• _BRIEF_
Set down each line of the data below exactly as it stands, dropping the pictures.

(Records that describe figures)
-------------------------

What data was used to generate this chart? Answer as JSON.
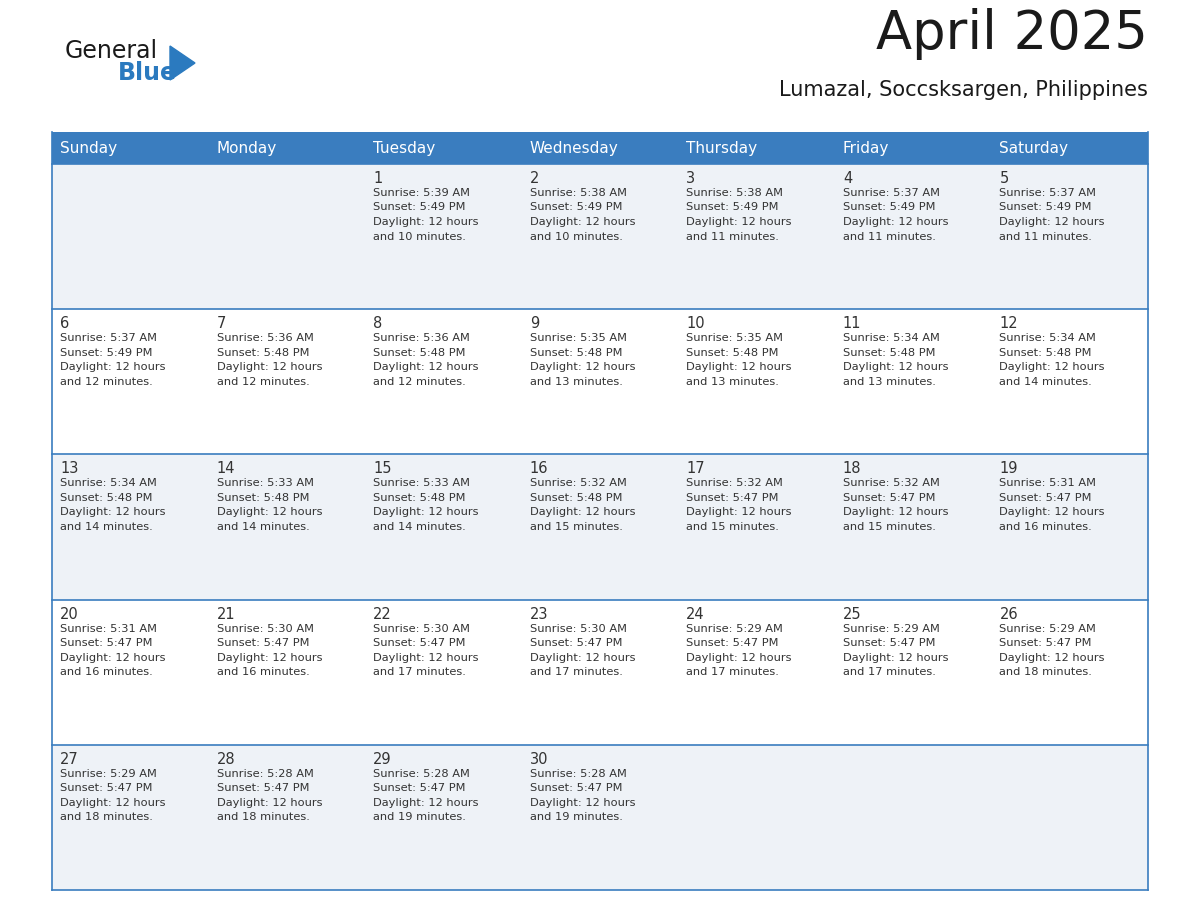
{
  "title": "April 2025",
  "subtitle": "Lumazal, Soccsksargen, Philippines",
  "header_bg": "#3a7dbf",
  "header_text": "#ffffff",
  "row_bg_odd": "#eef2f7",
  "row_bg_even": "#ffffff",
  "row_line_color": "#3a7dbf",
  "text_color": "#333333",
  "days_of_week": [
    "Sunday",
    "Monday",
    "Tuesday",
    "Wednesday",
    "Thursday",
    "Friday",
    "Saturday"
  ],
  "logo_general_color": "#1a1a1a",
  "logo_blue_color": "#2b7abf",
  "calendar_data": [
    [
      {
        "day": "",
        "sunrise": "",
        "sunset": "",
        "daylight": ""
      },
      {
        "day": "",
        "sunrise": "",
        "sunset": "",
        "daylight": ""
      },
      {
        "day": "1",
        "sunrise": "5:39 AM",
        "sunset": "5:49 PM",
        "daylight": "12 hours and 10 minutes."
      },
      {
        "day": "2",
        "sunrise": "5:38 AM",
        "sunset": "5:49 PM",
        "daylight": "12 hours and 10 minutes."
      },
      {
        "day": "3",
        "sunrise": "5:38 AM",
        "sunset": "5:49 PM",
        "daylight": "12 hours and 11 minutes."
      },
      {
        "day": "4",
        "sunrise": "5:37 AM",
        "sunset": "5:49 PM",
        "daylight": "12 hours and 11 minutes."
      },
      {
        "day": "5",
        "sunrise": "5:37 AM",
        "sunset": "5:49 PM",
        "daylight": "12 hours and 11 minutes."
      }
    ],
    [
      {
        "day": "6",
        "sunrise": "5:37 AM",
        "sunset": "5:49 PM",
        "daylight": "12 hours and 12 minutes."
      },
      {
        "day": "7",
        "sunrise": "5:36 AM",
        "sunset": "5:48 PM",
        "daylight": "12 hours and 12 minutes."
      },
      {
        "day": "8",
        "sunrise": "5:36 AM",
        "sunset": "5:48 PM",
        "daylight": "12 hours and 12 minutes."
      },
      {
        "day": "9",
        "sunrise": "5:35 AM",
        "sunset": "5:48 PM",
        "daylight": "12 hours and 13 minutes."
      },
      {
        "day": "10",
        "sunrise": "5:35 AM",
        "sunset": "5:48 PM",
        "daylight": "12 hours and 13 minutes."
      },
      {
        "day": "11",
        "sunrise": "5:34 AM",
        "sunset": "5:48 PM",
        "daylight": "12 hours and 13 minutes."
      },
      {
        "day": "12",
        "sunrise": "5:34 AM",
        "sunset": "5:48 PM",
        "daylight": "12 hours and 14 minutes."
      }
    ],
    [
      {
        "day": "13",
        "sunrise": "5:34 AM",
        "sunset": "5:48 PM",
        "daylight": "12 hours and 14 minutes."
      },
      {
        "day": "14",
        "sunrise": "5:33 AM",
        "sunset": "5:48 PM",
        "daylight": "12 hours and 14 minutes."
      },
      {
        "day": "15",
        "sunrise": "5:33 AM",
        "sunset": "5:48 PM",
        "daylight": "12 hours and 14 minutes."
      },
      {
        "day": "16",
        "sunrise": "5:32 AM",
        "sunset": "5:48 PM",
        "daylight": "12 hours and 15 minutes."
      },
      {
        "day": "17",
        "sunrise": "5:32 AM",
        "sunset": "5:47 PM",
        "daylight": "12 hours and 15 minutes."
      },
      {
        "day": "18",
        "sunrise": "5:32 AM",
        "sunset": "5:47 PM",
        "daylight": "12 hours and 15 minutes."
      },
      {
        "day": "19",
        "sunrise": "5:31 AM",
        "sunset": "5:47 PM",
        "daylight": "12 hours and 16 minutes."
      }
    ],
    [
      {
        "day": "20",
        "sunrise": "5:31 AM",
        "sunset": "5:47 PM",
        "daylight": "12 hours and 16 minutes."
      },
      {
        "day": "21",
        "sunrise": "5:30 AM",
        "sunset": "5:47 PM",
        "daylight": "12 hours and 16 minutes."
      },
      {
        "day": "22",
        "sunrise": "5:30 AM",
        "sunset": "5:47 PM",
        "daylight": "12 hours and 17 minutes."
      },
      {
        "day": "23",
        "sunrise": "5:30 AM",
        "sunset": "5:47 PM",
        "daylight": "12 hours and 17 minutes."
      },
      {
        "day": "24",
        "sunrise": "5:29 AM",
        "sunset": "5:47 PM",
        "daylight": "12 hours and 17 minutes."
      },
      {
        "day": "25",
        "sunrise": "5:29 AM",
        "sunset": "5:47 PM",
        "daylight": "12 hours and 17 minutes."
      },
      {
        "day": "26",
        "sunrise": "5:29 AM",
        "sunset": "5:47 PM",
        "daylight": "12 hours and 18 minutes."
      }
    ],
    [
      {
        "day": "27",
        "sunrise": "5:29 AM",
        "sunset": "5:47 PM",
        "daylight": "12 hours and 18 minutes."
      },
      {
        "day": "28",
        "sunrise": "5:28 AM",
        "sunset": "5:47 PM",
        "daylight": "12 hours and 18 minutes."
      },
      {
        "day": "29",
        "sunrise": "5:28 AM",
        "sunset": "5:47 PM",
        "daylight": "12 hours and 19 minutes."
      },
      {
        "day": "30",
        "sunrise": "5:28 AM",
        "sunset": "5:47 PM",
        "daylight": "12 hours and 19 minutes."
      },
      {
        "day": "",
        "sunrise": "",
        "sunset": "",
        "daylight": ""
      },
      {
        "day": "",
        "sunrise": "",
        "sunset": "",
        "daylight": ""
      },
      {
        "day": "",
        "sunrise": "",
        "sunset": "",
        "daylight": ""
      }
    ]
  ]
}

-------------------------

• _ANSWER_
What data was used to generate this chart? Answer as JSON.
{
  "title": "April 2025",
  "subtitle": "Lumazal, Soccsksargen, Philippines",
  "header_bg": "#3a7dbf",
  "header_text": "#ffffff",
  "row_bg_odd": "#eef2f7",
  "row_bg_even": "#ffffff",
  "row_line_color": "#3a7dbf",
  "text_color": "#333333",
  "days_of_week": [
    "Sunday",
    "Monday",
    "Tuesday",
    "Wednesday",
    "Thursday",
    "Friday",
    "Saturday"
  ],
  "logo_general_color": "#1a1a1a",
  "logo_blue_color": "#2b7abf",
  "calendar_data": [
    [
      {
        "day": "",
        "sunrise": "",
        "sunset": "",
        "daylight": ""
      },
      {
        "day": "",
        "sunrise": "",
        "sunset": "",
        "daylight": ""
      },
      {
        "day": "1",
        "sunrise": "5:39 AM",
        "sunset": "5:49 PM",
        "daylight": "12 hours and 10 minutes."
      },
      {
        "day": "2",
        "sunrise": "5:38 AM",
        "sunset": "5:49 PM",
        "daylight": "12 hours and 10 minutes."
      },
      {
        "day": "3",
        "sunrise": "5:38 AM",
        "sunset": "5:49 PM",
        "daylight": "12 hours and 11 minutes."
      },
      {
        "day": "4",
        "sunrise": "5:37 AM",
        "sunset": "5:49 PM",
        "daylight": "12 hours and 11 minutes."
      },
      {
        "day": "5",
        "sunrise": "5:37 AM",
        "sunset": "5:49 PM",
        "daylight": "12 hours and 11 minutes."
      }
    ],
    [
      {
        "day": "6",
        "sunrise": "5:37 AM",
        "sunset": "5:49 PM",
        "daylight": "12 hours and 12 minutes."
      },
      {
        "day": "7",
        "sunrise": "5:36 AM",
        "sunset": "5:48 PM",
        "daylight": "12 hours and 12 minutes."
      },
      {
        "day": "8",
        "sunrise": "5:36 AM",
        "sunset": "5:48 PM",
        "daylight": "12 hours and 12 minutes."
      },
      {
        "day": "9",
        "sunrise": "5:35 AM",
        "sunset": "5:48 PM",
        "daylight": "12 hours and 13 minutes."
      },
      {
        "day": "10",
        "sunrise": "5:35 AM",
        "sunset": "5:48 PM",
        "daylight": "12 hours and 13 minutes."
      },
      {
        "day": "11",
        "sunrise": "5:34 AM",
        "sunset": "5:48 PM",
        "daylight": "12 hours and 13 minutes."
      },
      {
        "day": "12",
        "sunrise": "5:34 AM",
        "sunset": "5:48 PM",
        "daylight": "12 hours and 14 minutes."
      }
    ],
    [
      {
        "day": "13",
        "sunrise": "5:34 AM",
        "sunset": "5:48 PM",
        "daylight": "12 hours and 14 minutes."
      },
      {
        "day": "14",
        "sunrise": "5:33 AM",
        "sunset": "5:48 PM",
        "daylight": "12 hours and 14 minutes."
      },
      {
        "day": "15",
        "sunrise": "5:33 AM",
        "sunset": "5:48 PM",
        "daylight": "12 hours and 14 minutes."
      },
      {
        "day": "16",
        "sunrise": "5:32 AM",
        "sunset": "5:48 PM",
        "daylight": "12 hours and 15 minutes."
      },
      {
        "day": "17",
        "sunrise": "5:32 AM",
        "sunset": "5:47 PM",
        "daylight": "12 hours and 15 minutes."
      },
      {
        "day": "18",
        "sunrise": "5:32 AM",
        "sunset": "5:47 PM",
        "daylight": "12 hours and 15 minutes."
      },
      {
        "day": "19",
        "sunrise": "5:31 AM",
        "sunset": "5:47 PM",
        "daylight": "12 hours and 16 minutes."
      }
    ],
    [
      {
        "day": "20",
        "sunrise": "5:31 AM",
        "sunset": "5:47 PM",
        "daylight": "12 hours and 16 minutes."
      },
      {
        "day": "21",
        "sunrise": "5:30 AM",
        "sunset": "5:47 PM",
        "daylight": "12 hours and 16 minutes."
      },
      {
        "day": "22",
        "sunrise": "5:30 AM",
        "sunset": "5:47 PM",
        "daylight": "12 hours and 17 minutes."
      },
      {
        "day": "23",
        "sunrise": "5:30 AM",
        "sunset": "5:47 PM",
        "daylight": "12 hours and 17 minutes."
      },
      {
        "day": "24",
        "sunrise": "5:29 AM",
        "sunset": "5:47 PM",
        "daylight": "12 hours and 17 minutes."
      },
      {
        "day": "25",
        "sunrise": "5:29 AM",
        "sunset": "5:47 PM",
        "daylight": "12 hours and 17 minutes."
      },
      {
        "day": "26",
        "sunrise": "5:29 AM",
        "sunset": "5:47 PM",
        "daylight": "12 hours and 18 minutes."
      }
    ],
    [
      {
        "day": "27",
        "sunrise": "5:29 AM",
        "sunset": "5:47 PM",
        "daylight": "12 hours and 18 minutes."
      },
      {
        "day": "28",
        "sunrise": "5:28 AM",
        "sunset": "5:47 PM",
        "daylight": "12 hours and 18 minutes."
      },
      {
        "day": "29",
        "sunrise": "5:28 AM",
        "sunset": "5:47 PM",
        "daylight": "12 hours and 19 minutes."
      },
      {
        "day": "30",
        "sunrise": "5:28 AM",
        "sunset": "5:47 PM",
        "daylight": "12 hours and 19 minutes."
      },
      {
        "day": "",
        "sunrise": "",
        "sunset": "",
        "daylight": ""
      },
      {
        "day": "",
        "sunrise": "",
        "sunset": "",
        "daylight": ""
      },
      {
        "day": "",
        "sunrise": "",
        "sunset": "",
        "daylight": ""
      }
    ]
  ]
}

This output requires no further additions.